__GIVEN TASK__
Pick out each line of the records that includes the string "title", and copy it.

__RECORDS__
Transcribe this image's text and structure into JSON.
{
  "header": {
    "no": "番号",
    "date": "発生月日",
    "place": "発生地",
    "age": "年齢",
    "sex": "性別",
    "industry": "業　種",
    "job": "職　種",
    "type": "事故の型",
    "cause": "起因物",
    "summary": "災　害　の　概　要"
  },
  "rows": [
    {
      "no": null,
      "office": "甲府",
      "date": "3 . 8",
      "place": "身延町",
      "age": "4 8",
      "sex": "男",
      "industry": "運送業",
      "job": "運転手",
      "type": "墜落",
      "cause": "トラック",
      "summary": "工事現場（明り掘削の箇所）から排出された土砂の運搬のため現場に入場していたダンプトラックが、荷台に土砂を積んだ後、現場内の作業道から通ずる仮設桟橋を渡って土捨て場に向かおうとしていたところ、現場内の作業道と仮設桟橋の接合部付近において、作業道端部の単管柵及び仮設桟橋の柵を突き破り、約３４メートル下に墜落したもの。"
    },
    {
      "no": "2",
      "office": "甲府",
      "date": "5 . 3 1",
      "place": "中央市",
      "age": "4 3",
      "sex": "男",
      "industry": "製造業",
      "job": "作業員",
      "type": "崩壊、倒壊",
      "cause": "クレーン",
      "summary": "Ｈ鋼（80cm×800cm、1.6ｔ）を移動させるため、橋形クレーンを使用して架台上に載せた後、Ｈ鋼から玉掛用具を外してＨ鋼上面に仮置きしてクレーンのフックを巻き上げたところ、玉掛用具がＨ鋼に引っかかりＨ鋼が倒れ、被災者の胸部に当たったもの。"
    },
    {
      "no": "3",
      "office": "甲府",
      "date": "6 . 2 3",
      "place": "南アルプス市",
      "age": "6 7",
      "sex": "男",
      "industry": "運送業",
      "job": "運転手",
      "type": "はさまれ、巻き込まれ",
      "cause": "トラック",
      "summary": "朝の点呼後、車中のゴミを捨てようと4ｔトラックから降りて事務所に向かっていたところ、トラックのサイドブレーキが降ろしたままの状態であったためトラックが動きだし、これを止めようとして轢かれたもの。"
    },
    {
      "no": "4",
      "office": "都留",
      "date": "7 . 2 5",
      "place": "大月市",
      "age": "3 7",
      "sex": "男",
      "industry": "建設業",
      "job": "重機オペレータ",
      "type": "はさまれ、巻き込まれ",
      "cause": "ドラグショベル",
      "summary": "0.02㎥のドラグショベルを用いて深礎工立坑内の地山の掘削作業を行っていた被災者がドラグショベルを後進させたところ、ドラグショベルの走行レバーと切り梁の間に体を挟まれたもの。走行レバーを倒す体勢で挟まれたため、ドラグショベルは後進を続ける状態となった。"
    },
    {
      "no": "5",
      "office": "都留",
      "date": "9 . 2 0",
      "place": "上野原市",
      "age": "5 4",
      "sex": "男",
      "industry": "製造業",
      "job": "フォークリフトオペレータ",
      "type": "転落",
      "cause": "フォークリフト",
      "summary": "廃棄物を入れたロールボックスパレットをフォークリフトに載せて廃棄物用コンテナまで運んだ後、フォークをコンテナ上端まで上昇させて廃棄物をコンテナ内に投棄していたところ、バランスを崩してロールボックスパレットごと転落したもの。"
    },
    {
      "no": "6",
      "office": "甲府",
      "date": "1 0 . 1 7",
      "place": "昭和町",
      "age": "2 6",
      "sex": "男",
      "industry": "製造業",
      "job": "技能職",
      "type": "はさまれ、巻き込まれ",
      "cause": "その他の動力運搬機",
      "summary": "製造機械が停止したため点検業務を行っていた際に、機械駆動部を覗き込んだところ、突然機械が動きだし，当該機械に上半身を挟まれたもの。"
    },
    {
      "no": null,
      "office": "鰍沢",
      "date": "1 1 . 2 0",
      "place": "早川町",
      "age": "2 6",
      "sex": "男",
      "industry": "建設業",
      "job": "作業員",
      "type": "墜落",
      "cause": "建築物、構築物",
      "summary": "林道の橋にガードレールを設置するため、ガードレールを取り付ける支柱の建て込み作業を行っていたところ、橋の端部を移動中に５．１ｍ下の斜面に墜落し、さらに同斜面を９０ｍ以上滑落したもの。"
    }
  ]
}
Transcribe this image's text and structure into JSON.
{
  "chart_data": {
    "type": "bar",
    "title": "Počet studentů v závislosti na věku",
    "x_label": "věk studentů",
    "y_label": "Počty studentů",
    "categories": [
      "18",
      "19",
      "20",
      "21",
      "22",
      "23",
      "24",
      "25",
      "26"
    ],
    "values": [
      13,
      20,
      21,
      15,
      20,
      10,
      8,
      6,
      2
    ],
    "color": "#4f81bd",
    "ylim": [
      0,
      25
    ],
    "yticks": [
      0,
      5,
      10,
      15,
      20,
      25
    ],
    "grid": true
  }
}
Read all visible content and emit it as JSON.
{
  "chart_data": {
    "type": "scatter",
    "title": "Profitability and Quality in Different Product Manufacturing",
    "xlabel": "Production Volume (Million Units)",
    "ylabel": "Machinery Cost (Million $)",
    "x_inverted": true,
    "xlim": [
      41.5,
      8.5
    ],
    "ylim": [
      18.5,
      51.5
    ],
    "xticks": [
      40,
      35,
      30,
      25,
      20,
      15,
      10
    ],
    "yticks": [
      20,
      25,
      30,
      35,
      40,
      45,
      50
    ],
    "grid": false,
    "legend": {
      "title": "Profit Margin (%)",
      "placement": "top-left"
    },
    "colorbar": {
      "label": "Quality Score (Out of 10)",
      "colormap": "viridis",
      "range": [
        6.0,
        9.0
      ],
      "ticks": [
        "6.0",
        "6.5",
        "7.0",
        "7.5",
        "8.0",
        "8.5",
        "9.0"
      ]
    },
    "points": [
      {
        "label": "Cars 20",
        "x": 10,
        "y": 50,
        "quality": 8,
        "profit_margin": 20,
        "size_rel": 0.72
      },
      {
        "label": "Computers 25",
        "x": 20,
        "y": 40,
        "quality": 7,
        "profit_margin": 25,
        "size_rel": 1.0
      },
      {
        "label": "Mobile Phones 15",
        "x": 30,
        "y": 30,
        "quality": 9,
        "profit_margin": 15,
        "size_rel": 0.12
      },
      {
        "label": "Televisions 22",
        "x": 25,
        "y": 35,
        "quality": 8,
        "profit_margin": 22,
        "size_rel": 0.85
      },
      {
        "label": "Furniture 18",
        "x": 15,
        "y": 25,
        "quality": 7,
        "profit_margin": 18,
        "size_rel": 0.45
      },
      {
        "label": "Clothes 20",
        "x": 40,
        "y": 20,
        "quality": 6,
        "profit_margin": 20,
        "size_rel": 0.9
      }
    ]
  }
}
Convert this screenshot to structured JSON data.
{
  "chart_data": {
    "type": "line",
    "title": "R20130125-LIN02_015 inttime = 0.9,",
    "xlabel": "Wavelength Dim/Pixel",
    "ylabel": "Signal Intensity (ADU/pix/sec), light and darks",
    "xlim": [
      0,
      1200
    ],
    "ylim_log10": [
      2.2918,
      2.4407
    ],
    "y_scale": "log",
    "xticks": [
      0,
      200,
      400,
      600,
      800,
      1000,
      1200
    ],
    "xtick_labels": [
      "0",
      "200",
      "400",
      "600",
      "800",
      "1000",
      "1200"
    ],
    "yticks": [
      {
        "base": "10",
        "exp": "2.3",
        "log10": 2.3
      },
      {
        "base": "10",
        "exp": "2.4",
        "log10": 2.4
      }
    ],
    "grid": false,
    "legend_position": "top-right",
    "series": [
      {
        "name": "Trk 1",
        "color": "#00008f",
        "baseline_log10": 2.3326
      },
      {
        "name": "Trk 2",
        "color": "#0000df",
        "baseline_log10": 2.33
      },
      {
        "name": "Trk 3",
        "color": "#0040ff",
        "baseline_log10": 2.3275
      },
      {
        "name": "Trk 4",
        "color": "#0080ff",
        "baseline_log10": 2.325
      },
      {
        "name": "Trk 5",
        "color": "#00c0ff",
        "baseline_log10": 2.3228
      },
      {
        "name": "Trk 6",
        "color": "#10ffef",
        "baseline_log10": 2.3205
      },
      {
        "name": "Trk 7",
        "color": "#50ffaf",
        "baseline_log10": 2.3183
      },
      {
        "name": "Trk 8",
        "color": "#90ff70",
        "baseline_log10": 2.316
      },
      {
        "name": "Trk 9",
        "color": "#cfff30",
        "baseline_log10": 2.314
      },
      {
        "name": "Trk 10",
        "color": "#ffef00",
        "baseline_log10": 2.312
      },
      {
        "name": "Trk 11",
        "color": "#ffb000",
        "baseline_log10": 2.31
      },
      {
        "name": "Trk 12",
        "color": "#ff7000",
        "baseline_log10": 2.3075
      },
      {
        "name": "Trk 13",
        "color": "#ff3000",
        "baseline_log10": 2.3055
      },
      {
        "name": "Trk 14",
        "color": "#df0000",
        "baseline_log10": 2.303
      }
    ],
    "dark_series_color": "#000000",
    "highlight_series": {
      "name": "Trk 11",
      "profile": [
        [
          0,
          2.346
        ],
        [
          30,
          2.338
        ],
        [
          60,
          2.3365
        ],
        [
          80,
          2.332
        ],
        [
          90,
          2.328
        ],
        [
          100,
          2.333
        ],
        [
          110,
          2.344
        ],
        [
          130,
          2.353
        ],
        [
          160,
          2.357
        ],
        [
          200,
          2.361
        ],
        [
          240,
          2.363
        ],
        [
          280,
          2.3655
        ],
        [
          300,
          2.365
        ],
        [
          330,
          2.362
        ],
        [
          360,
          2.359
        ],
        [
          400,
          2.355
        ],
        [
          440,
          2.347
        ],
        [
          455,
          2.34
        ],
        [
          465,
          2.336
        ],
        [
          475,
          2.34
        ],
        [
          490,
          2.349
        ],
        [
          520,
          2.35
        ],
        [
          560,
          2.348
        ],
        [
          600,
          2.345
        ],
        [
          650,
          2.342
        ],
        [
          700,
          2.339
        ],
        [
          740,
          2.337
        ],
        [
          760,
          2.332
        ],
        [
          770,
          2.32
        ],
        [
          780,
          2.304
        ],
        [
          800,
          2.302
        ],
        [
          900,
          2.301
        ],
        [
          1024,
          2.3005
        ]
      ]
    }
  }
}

__SOLUTION FOR THIS PROBLEM__
    "title": "Počet studentů v závislosti na věku",
    "title": "Profitability and Quality in Different Product Manufacturing",
      "title": "Profit Margin (%)",
    "title": "R20130125-LIN02_015 inttime = 0.9,",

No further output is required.